#### [Goal]
Across the listing below, how many lines hold "électriques"? Reply with the number by itself.

#### [Task material]
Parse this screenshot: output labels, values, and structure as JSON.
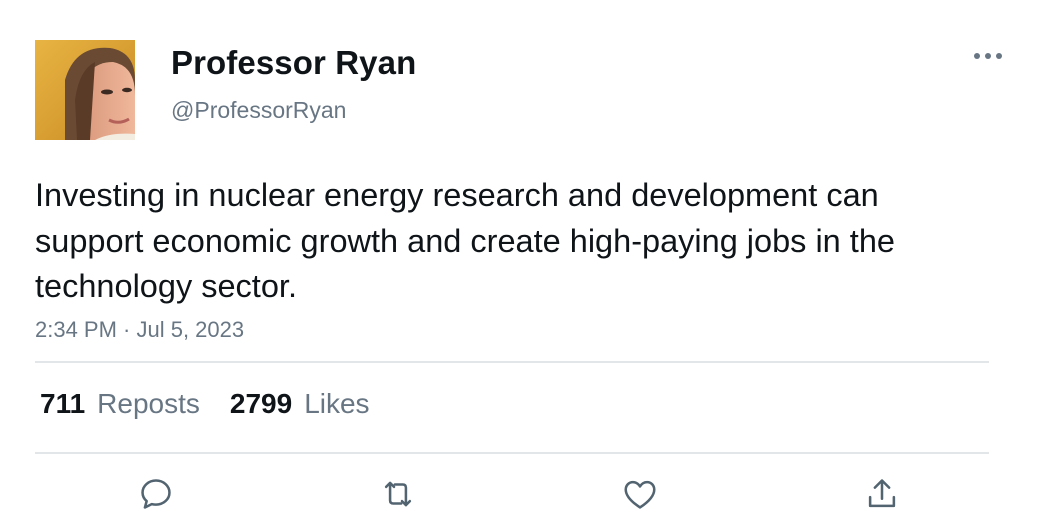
{
  "author": {
    "display_name": "Professor Ryan",
    "handle": "@ProfessorRyan",
    "avatar_icon": "profile-photo"
  },
  "tweet": {
    "text": "Investing in nuclear energy research and development can support economic growth and create high-paying jobs in the technology sector.",
    "timestamp": "2:34 PM · Jul 5, 2023"
  },
  "stats": {
    "reposts_count": "711",
    "reposts_label": "Reposts",
    "likes_count": "2799",
    "likes_label": "Likes"
  },
  "actions": {
    "reply_icon": "speech-bubble-icon",
    "repost_icon": "repost-arrows-icon",
    "like_icon": "heart-icon",
    "share_icon": "share-upload-icon"
  },
  "colors": {
    "primary_text": "#0f1419",
    "secondary_text": "#687684",
    "divider": "#e2e6e9",
    "icon": "#536471"
  }
}
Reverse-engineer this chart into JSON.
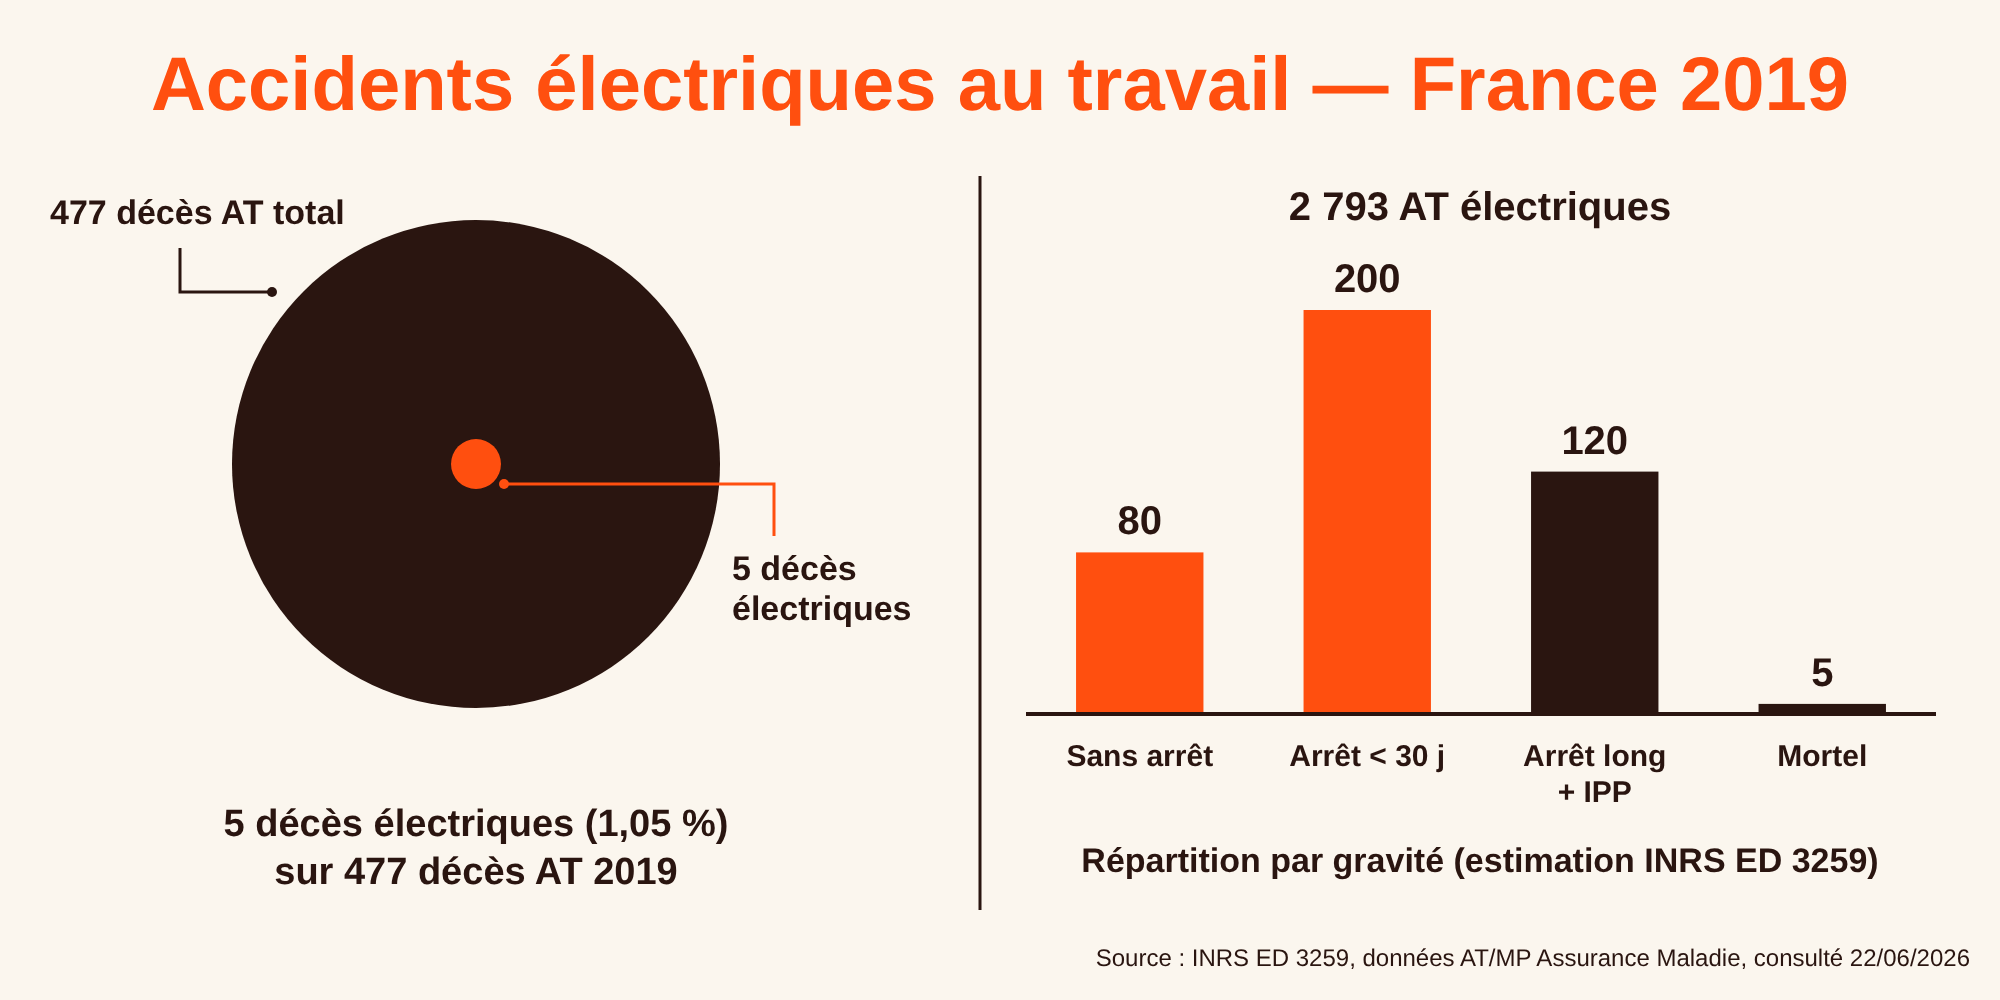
{
  "chart_data": [
    {
      "type": "other",
      "title": "Accidents électriques au travail — France 2019",
      "categories": [
        "décès AT total",
        "décès électriques"
      ],
      "values": [
        477,
        5
      ],
      "value_labels": [
        "477",
        "5"
      ],
      "colors": [
        "#2a1510",
        "#ff4f0f"
      ],
      "annotations": [
        "5 décès électriques (1,05 %) sur 477 décès AT 2019"
      ]
    },
    {
      "type": "bar",
      "title": "2 793 AT électriques",
      "categories": [
        "Sans arrêt",
        "Arrêt < 30 j",
        "Arrêt long + IPP",
        "Mortel"
      ],
      "values": [
        80,
        200,
        120,
        5
      ],
      "colors": [
        "#ff4f0f",
        "#ff4f0f",
        "#2a1510",
        "#2a1510"
      ],
      "data_labels": true,
      "xlabel": "Répartition par gravité (estimation INRS ED 3259)",
      "annotations": [
        "Source : INRS ED 3259, données AT/MP Assurance Maladie, consulté 22/06/2026"
      ]
    }
  ]
}
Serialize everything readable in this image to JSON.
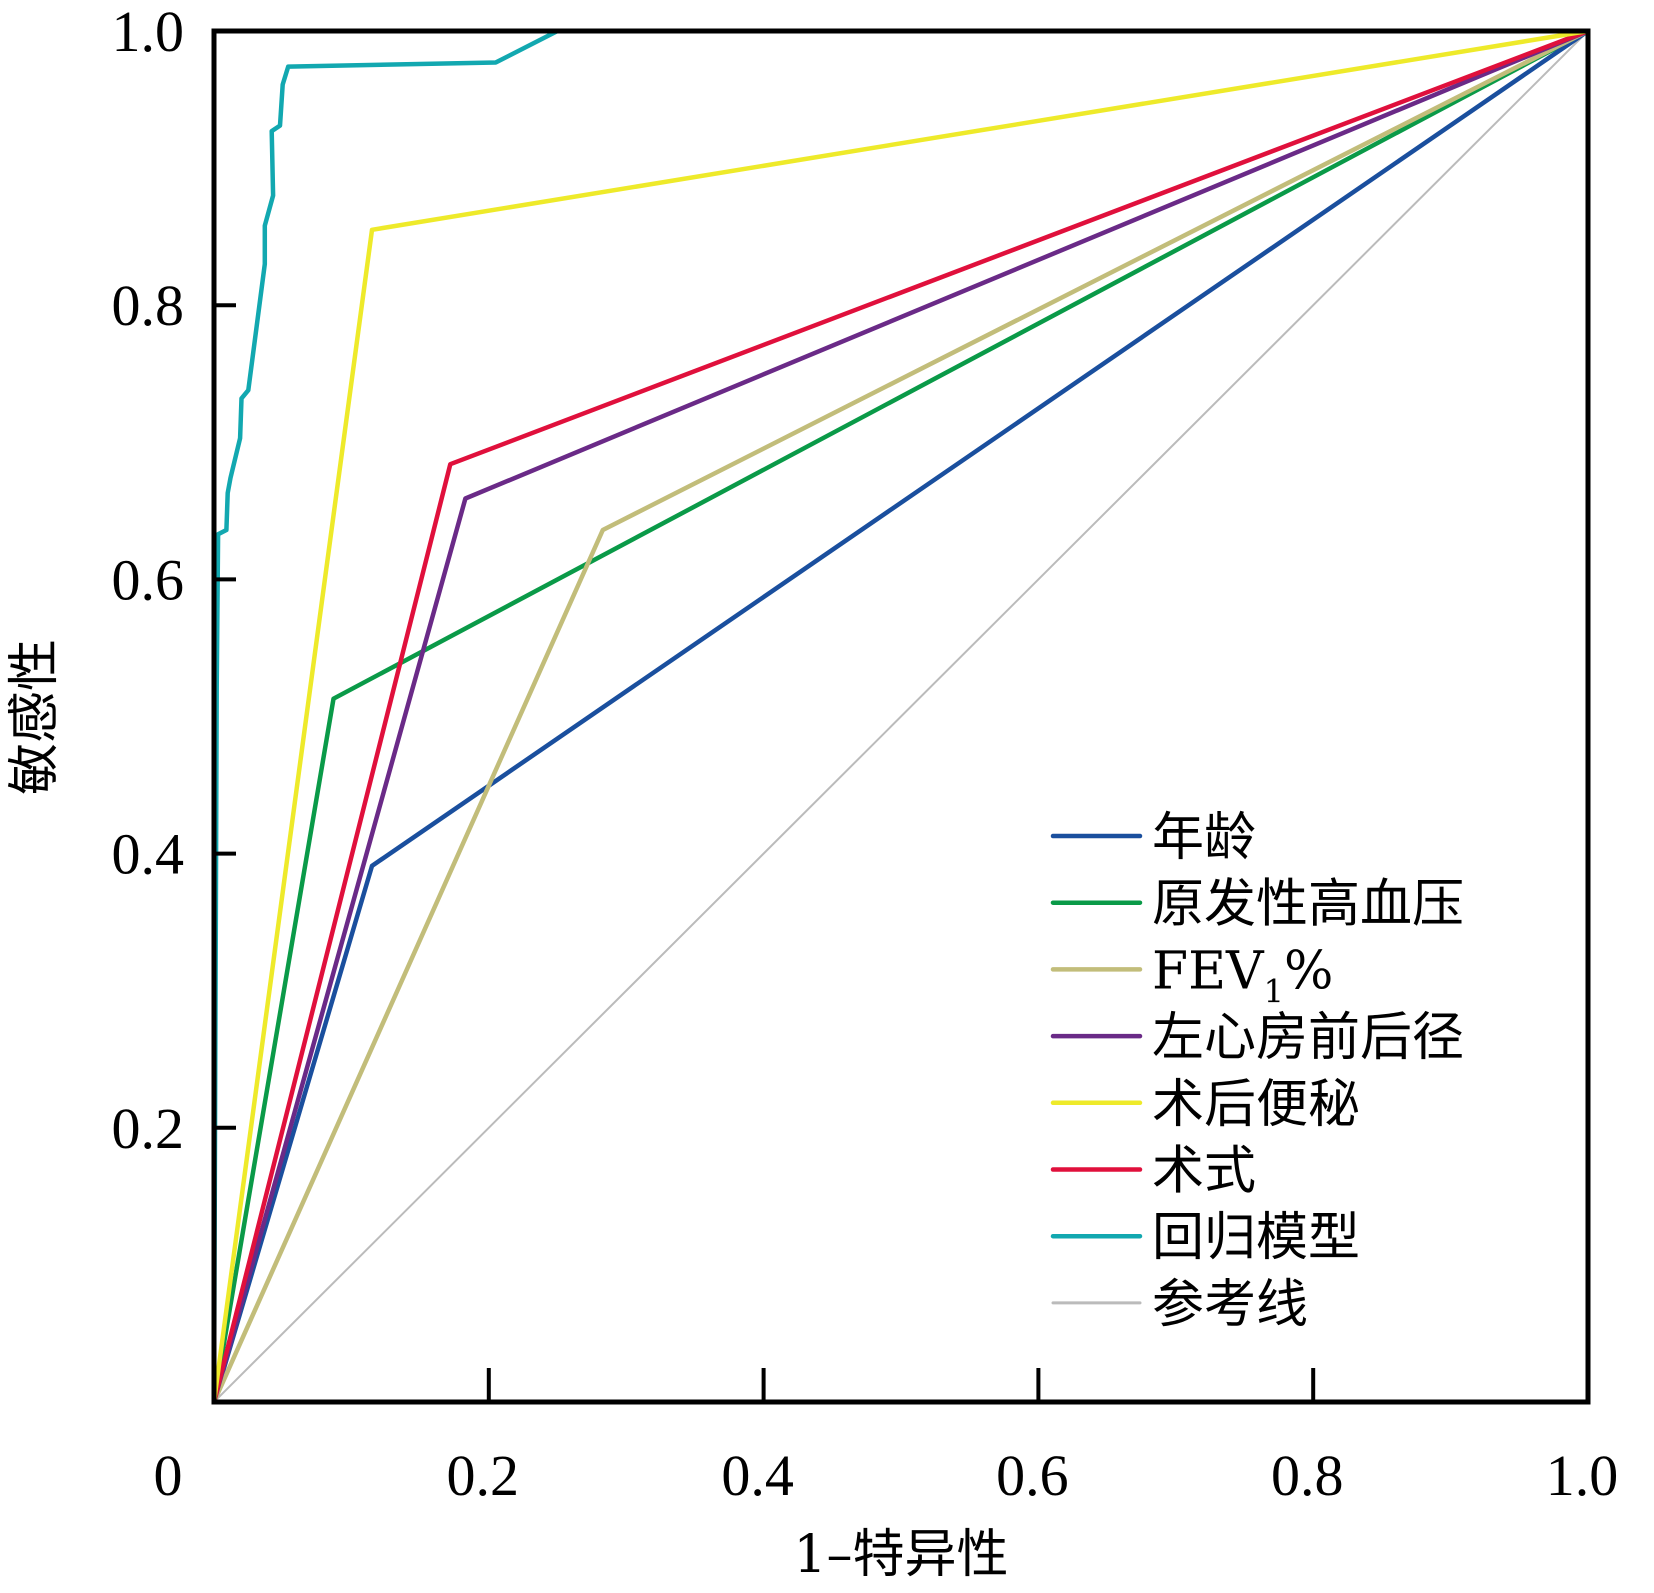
{
  "chart_data": {
    "type": "line",
    "title": "",
    "xlabel": "1–特异性",
    "ylabel": "敏感性",
    "xlim": [
      0,
      1
    ],
    "ylim": [
      0,
      1
    ],
    "grid": false,
    "legend_position": "bottom-right",
    "x_ticks": [
      {
        "value": 0,
        "label": "0"
      },
      {
        "value": 0.2,
        "label": "0.2"
      },
      {
        "value": 0.4,
        "label": "0.4"
      },
      {
        "value": 0.6,
        "label": "0.6"
      },
      {
        "value": 0.8,
        "label": "0.8"
      },
      {
        "value": 1.0,
        "label": "1.0"
      }
    ],
    "y_ticks": [
      {
        "value": 0.2,
        "label": "0.2"
      },
      {
        "value": 0.4,
        "label": "0.4"
      },
      {
        "value": 0.6,
        "label": "0.6"
      },
      {
        "value": 0.8,
        "label": "0.8"
      },
      {
        "value": 1.0,
        "label": "1.0"
      }
    ],
    "series": [
      {
        "name": "年龄",
        "color": "#1a4f9e",
        "x": [
          0,
          0.115,
          1
        ],
        "y": [
          0,
          0.391,
          1
        ]
      },
      {
        "name": "原发性高血压",
        "color": "#0a9a48",
        "x": [
          0,
          0.087,
          1
        ],
        "y": [
          0,
          0.513,
          1
        ]
      },
      {
        "name": "FEV1%",
        "name_main": "FEV",
        "name_sub": "1",
        "name_tail": "%",
        "color": "#c2bd7a",
        "x": [
          0,
          0.283,
          1
        ],
        "y": [
          0,
          0.636,
          1
        ]
      },
      {
        "name": "左心房前后径",
        "color": "#6a2a87",
        "x": [
          0,
          0.183,
          1
        ],
        "y": [
          0,
          0.659,
          1
        ]
      },
      {
        "name": "术后便秘",
        "color": "#eeea2a",
        "x": [
          0,
          0.115,
          1
        ],
        "y": [
          0,
          0.855,
          1
        ]
      },
      {
        "name": "术式",
        "color": "#e0103c",
        "x": [
          0,
          0.172,
          1
        ],
        "y": [
          0,
          0.684,
          1
        ]
      },
      {
        "name": "回归模型",
        "color": "#12a8b0",
        "x": [
          0,
          0.002,
          0.003,
          0.009,
          0.01,
          0.012,
          0.019,
          0.02,
          0.025,
          0.037,
          0.037,
          0.043,
          0.042,
          0.048,
          0.05,
          0.054,
          0.205,
          0.25,
          1
        ],
        "y": [
          0,
          0.521,
          0.633,
          0.636,
          0.663,
          0.674,
          0.703,
          0.732,
          0.738,
          0.83,
          0.858,
          0.88,
          0.927,
          0.931,
          0.961,
          0.974,
          0.977,
          1.0,
          1.0
        ]
      },
      {
        "name": "参考线",
        "color": "#bbbbbb",
        "x": [
          0,
          1
        ],
        "y": [
          0,
          1
        ]
      }
    ]
  }
}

#### [Answer below]
4